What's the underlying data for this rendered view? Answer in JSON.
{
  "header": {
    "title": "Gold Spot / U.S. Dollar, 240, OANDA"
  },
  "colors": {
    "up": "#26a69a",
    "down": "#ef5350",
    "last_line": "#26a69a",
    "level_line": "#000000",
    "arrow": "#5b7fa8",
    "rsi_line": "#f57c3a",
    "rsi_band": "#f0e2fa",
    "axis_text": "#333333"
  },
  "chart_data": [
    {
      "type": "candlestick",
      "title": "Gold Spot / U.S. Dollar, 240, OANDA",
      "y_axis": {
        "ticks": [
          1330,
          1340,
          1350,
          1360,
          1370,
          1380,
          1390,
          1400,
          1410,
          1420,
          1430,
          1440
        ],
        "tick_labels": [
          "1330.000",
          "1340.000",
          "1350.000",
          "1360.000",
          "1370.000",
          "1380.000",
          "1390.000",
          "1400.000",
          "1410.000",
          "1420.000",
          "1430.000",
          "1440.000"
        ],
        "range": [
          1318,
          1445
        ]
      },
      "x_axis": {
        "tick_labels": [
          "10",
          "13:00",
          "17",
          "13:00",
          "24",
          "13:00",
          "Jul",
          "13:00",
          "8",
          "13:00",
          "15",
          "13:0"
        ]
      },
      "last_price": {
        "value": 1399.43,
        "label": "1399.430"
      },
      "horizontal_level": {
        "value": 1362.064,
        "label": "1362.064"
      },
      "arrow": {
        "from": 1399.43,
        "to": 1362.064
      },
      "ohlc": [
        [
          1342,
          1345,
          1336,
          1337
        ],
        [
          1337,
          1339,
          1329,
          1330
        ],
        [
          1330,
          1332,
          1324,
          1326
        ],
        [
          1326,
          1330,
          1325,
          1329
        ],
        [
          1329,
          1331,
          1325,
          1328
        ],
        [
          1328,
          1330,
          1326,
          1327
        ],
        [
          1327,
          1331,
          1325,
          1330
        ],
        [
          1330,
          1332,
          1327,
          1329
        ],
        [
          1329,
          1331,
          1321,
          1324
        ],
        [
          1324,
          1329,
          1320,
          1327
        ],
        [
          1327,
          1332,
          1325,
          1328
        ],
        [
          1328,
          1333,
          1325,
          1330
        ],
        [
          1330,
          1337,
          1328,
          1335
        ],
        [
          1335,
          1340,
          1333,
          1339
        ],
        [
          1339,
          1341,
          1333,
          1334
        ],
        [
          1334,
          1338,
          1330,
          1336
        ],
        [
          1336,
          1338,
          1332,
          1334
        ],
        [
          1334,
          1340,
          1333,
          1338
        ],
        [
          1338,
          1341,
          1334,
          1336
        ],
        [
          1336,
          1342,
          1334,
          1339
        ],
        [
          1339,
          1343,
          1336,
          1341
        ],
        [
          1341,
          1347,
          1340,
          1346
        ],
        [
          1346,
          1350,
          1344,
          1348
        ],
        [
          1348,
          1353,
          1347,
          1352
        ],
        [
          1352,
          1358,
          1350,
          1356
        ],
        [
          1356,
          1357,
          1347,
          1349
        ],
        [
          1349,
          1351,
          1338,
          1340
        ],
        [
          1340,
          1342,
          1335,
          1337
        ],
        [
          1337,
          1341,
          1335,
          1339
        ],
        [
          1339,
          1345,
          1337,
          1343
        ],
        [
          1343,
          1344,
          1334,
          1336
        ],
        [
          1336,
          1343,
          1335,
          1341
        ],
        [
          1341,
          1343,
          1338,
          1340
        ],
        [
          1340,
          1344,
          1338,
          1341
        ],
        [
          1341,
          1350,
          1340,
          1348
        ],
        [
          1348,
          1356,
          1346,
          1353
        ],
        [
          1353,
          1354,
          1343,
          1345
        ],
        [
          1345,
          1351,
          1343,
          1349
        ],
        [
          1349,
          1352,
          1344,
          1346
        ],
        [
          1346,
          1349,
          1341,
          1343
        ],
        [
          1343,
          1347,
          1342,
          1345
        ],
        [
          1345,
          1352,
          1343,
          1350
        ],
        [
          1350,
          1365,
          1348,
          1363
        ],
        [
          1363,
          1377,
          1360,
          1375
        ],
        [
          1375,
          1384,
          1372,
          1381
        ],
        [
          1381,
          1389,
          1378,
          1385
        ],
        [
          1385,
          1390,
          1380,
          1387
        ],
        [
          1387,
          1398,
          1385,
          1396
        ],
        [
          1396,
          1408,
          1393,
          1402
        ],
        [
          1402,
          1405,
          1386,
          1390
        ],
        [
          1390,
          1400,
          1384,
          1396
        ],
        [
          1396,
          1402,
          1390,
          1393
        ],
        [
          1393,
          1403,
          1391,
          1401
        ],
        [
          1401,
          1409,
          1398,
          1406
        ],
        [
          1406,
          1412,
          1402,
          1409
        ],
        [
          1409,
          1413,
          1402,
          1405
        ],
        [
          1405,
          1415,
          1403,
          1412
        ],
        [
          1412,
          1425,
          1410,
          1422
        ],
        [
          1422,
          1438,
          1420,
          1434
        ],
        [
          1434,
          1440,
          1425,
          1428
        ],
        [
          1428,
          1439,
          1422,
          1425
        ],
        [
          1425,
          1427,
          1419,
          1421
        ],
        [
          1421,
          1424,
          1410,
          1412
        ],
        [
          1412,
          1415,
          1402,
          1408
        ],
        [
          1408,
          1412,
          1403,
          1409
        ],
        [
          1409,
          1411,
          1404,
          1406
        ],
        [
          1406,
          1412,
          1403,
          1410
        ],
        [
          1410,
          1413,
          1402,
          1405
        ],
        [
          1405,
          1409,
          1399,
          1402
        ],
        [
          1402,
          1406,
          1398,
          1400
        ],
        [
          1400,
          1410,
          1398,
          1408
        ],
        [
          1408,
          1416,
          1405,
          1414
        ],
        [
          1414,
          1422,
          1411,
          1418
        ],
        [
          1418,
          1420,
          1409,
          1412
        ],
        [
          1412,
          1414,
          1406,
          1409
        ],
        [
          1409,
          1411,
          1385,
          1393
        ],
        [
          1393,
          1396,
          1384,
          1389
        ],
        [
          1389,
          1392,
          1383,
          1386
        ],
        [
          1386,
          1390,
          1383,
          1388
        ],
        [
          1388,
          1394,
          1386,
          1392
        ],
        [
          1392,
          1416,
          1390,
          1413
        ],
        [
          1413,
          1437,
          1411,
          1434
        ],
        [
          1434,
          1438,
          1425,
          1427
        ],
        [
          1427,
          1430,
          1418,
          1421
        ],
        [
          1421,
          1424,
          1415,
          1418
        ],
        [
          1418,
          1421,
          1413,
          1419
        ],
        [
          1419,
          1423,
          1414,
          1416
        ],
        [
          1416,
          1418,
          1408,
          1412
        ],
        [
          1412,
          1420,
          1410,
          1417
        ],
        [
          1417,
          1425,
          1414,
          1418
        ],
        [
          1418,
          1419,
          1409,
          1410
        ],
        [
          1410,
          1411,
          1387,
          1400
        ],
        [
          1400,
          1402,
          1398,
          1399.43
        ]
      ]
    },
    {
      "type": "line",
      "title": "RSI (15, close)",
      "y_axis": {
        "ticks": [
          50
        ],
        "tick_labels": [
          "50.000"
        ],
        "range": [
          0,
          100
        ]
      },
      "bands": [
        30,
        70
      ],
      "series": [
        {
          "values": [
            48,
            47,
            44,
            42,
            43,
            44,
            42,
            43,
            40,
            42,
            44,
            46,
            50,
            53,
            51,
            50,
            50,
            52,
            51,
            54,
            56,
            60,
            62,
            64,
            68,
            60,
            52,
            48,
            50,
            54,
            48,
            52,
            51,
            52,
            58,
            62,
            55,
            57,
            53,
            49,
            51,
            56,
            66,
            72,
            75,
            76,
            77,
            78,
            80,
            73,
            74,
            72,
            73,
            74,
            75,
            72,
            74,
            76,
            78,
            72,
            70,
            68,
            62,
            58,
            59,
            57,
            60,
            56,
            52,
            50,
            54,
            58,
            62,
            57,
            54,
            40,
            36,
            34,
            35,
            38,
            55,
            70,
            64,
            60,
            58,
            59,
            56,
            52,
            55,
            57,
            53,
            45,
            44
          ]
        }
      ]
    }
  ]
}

> YOUR TASK:
Isolate the lines above that contain the word "Dollar" and copy them.

> PROBLEM SOLUTION:
    "title": "Gold Spot / U.S. Dollar, 240, OANDA"
      "title": "Gold Spot / U.S. Dollar, 240, OANDA",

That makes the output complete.